:: Provided passage ::
But as consumers, it seems, we are the same predictable, fast food loving Americans we have been for years. (Come on, admit it. It's a delicious guilty pleasure.)

Recently McDonald's reported significant revenue gains in 2008. And today in the Post & Courier an article states that the Charleston-based JEM Restaurant Group has acquired 40 Pizza Hut locations in Georgia and Florida.

JEM Restaurant Group said the restaurants are in Columbus and Macon, Ga., and in Jacksonville, Fla.

From the article:

Financial terms were not disclosed. The newly purchased assets include real estate, leasehold interests and restaurant operating equipment.

JEM now operates more than 100 Taco Bell and Pizza Hut franchised locations in South Carolina, Georgia, Alabama and Florida.

"This is a unique opportunity in a very difficult operating environment," said John McGrath, JEM's owner. "We believe the Pizza Hut and Taco Bell brands are well-positioned in the marketplace, and our parent company, Yum Brands, has excellent leadership at its helm."

Today’s economy favors cheaper food. As higher-end restaurants buckle, fast food joints once again are in bloom. Many people today cannot afford to splurge on organic or gastronomic delicacies. Instead we are forking over the couple bucks for a microwave pizza or processed taco.

:: Data rows ::
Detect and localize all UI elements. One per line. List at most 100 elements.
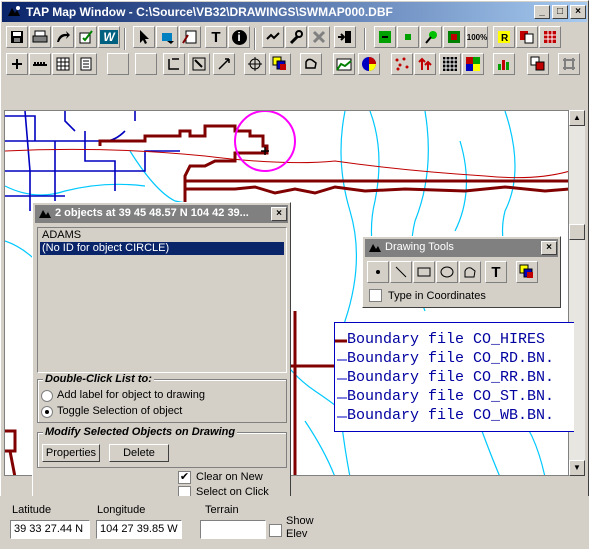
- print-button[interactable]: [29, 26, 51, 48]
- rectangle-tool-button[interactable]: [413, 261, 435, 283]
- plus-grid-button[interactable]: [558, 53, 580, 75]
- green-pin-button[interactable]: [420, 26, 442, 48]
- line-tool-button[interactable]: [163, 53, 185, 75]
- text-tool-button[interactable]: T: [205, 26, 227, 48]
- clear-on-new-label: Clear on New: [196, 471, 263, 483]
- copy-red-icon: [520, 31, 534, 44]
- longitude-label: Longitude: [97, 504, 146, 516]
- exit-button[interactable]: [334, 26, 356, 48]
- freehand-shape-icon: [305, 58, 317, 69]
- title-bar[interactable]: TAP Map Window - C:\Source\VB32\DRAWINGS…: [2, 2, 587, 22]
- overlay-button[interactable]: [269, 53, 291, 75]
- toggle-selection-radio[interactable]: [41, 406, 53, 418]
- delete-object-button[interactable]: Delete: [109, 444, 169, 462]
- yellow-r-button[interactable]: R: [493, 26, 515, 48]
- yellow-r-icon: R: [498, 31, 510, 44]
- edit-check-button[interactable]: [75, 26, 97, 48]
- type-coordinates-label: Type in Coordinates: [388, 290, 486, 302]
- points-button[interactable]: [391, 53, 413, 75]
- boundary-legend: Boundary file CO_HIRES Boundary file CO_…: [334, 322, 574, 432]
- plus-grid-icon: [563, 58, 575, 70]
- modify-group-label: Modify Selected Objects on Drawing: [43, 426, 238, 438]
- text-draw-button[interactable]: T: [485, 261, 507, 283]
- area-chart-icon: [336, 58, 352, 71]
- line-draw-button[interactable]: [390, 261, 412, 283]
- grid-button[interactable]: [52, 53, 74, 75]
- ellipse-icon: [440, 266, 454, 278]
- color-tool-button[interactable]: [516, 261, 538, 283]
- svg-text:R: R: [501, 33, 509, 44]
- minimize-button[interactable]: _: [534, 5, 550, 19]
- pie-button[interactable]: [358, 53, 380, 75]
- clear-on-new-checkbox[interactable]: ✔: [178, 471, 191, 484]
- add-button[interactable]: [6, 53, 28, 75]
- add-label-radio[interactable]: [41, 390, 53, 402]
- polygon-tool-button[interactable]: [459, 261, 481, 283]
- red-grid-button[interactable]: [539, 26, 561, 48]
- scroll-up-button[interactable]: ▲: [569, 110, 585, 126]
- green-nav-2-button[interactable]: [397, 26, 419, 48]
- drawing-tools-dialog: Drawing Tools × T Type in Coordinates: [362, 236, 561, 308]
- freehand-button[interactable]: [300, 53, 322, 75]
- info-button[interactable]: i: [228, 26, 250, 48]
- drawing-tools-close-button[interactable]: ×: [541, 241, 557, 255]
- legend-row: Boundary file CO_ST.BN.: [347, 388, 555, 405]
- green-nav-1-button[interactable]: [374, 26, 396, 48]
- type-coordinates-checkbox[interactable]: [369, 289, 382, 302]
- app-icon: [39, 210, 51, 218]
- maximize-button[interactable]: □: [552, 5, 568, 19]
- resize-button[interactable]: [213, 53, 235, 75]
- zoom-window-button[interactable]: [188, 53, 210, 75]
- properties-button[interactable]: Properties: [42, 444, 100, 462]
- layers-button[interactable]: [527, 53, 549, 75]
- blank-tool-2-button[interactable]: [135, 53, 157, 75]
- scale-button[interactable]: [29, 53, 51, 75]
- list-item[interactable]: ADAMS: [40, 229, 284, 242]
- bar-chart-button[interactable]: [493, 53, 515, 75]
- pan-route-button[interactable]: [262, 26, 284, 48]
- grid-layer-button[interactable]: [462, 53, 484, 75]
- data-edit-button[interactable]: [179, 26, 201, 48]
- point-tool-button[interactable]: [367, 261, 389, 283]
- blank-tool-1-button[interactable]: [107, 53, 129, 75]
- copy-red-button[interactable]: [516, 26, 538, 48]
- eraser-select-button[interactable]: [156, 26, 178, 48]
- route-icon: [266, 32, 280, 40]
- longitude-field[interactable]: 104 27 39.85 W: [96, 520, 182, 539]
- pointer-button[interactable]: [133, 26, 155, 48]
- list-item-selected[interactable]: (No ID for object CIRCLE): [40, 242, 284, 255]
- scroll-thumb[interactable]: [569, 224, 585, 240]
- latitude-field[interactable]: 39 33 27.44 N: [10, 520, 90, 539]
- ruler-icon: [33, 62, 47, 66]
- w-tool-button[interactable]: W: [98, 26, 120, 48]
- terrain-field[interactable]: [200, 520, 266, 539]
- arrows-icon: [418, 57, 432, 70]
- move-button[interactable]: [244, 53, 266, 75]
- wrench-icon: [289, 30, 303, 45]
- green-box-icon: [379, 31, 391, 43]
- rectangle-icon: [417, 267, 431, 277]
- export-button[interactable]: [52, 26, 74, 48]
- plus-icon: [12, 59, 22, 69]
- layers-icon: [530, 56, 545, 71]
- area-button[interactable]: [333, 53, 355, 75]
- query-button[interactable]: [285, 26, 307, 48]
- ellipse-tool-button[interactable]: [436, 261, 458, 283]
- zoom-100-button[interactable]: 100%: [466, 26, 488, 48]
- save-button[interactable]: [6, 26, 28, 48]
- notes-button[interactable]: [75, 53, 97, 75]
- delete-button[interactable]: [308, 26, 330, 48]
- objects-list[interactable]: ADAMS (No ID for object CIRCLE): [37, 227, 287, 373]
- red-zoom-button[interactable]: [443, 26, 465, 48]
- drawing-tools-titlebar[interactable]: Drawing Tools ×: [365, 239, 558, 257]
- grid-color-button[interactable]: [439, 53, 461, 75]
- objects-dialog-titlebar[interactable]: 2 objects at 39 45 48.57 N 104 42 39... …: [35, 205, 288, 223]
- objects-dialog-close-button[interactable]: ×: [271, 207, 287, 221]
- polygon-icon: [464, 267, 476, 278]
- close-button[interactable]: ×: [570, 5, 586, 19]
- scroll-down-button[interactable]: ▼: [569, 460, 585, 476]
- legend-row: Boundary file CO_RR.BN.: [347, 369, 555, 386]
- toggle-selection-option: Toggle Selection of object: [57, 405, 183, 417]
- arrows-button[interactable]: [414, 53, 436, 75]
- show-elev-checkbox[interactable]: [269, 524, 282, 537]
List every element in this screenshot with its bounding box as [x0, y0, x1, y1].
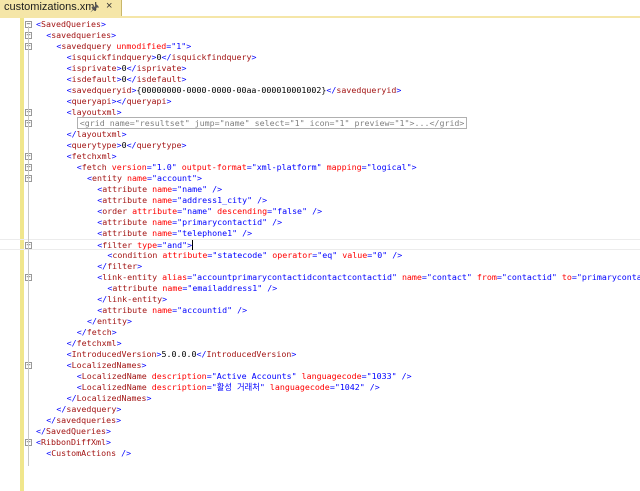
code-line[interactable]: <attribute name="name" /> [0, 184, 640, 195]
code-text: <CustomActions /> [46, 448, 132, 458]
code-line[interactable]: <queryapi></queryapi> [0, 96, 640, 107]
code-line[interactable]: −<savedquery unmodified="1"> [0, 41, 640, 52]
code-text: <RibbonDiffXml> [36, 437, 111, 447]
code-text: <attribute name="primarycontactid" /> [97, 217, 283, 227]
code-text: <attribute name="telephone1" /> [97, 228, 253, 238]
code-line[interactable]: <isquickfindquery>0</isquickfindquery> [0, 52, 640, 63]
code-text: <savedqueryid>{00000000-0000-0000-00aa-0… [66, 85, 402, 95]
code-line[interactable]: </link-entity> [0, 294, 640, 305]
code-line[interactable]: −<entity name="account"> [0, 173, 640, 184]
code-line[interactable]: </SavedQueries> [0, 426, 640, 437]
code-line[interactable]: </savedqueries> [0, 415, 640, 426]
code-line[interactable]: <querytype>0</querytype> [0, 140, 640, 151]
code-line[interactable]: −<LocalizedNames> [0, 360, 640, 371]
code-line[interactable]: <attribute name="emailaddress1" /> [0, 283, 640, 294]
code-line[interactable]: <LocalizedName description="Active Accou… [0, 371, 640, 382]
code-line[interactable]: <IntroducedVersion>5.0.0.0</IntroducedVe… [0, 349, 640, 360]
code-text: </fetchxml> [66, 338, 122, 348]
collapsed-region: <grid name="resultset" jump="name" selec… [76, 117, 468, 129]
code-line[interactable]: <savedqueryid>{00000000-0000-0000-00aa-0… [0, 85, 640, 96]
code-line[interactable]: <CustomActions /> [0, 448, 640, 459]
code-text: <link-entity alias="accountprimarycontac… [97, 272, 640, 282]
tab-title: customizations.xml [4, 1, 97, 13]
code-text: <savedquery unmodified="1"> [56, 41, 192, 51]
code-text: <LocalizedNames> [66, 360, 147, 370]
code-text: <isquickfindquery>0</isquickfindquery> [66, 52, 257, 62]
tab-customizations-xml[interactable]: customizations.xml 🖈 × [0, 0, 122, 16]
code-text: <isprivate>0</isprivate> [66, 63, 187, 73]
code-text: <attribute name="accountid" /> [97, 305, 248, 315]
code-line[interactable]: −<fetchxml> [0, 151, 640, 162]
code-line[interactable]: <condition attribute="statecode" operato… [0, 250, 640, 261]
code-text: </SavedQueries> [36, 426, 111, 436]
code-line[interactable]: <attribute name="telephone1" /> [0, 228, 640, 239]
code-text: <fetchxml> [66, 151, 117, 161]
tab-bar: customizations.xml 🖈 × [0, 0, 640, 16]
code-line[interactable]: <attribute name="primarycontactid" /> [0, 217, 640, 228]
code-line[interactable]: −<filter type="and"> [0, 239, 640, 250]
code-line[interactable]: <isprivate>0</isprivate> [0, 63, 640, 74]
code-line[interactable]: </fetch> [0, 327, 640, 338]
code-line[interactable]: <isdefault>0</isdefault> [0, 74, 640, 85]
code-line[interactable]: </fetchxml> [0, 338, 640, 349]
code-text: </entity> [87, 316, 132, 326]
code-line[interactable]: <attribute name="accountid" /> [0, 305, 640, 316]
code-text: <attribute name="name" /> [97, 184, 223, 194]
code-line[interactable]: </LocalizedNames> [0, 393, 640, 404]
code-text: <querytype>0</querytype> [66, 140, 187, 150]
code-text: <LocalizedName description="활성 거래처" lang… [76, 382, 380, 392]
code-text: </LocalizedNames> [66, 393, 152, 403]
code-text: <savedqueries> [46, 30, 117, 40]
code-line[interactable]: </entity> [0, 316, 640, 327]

:: Prompt A ::
According to the fast food passage, how many Pizza Hut locations did JEM Restaurant Group acquire, and in which states?
:: Prompt B ::
Copy word for word the part of the fast food passage between "Financial terms were" and "or processed taco.", inclusive.

:: Final result A ::
JEM Restaurant Group acquired 40 Pizza Hut locations in Georgia and Florida.

:: Final result B ::
Financial terms were not disclosed. The newly purchased assets include real estate, leasehold interests and restaurant operating equipment.

JEM now operates more than 100 Taco Bell and Pizza Hut franchised locations in South Carolina, Georgia, Alabama and Florida.

"This is a unique opportunity in a very difficult operating environment," said John McGrath, JEM's owner. "We believe the Pizza Hut and Taco Bell brands are well-positioned in the marketplace, and our parent company, Yum Brands, has excellent leadership at its helm."

Today’s economy favors cheaper food. As higher-end restaurants buckle, fast food joints once again are in bloom. Many people today cannot afford to splurge on organic or gastronomic delicacies. Instead we are forking over the couple bucks for a microwave pizza or processed taco.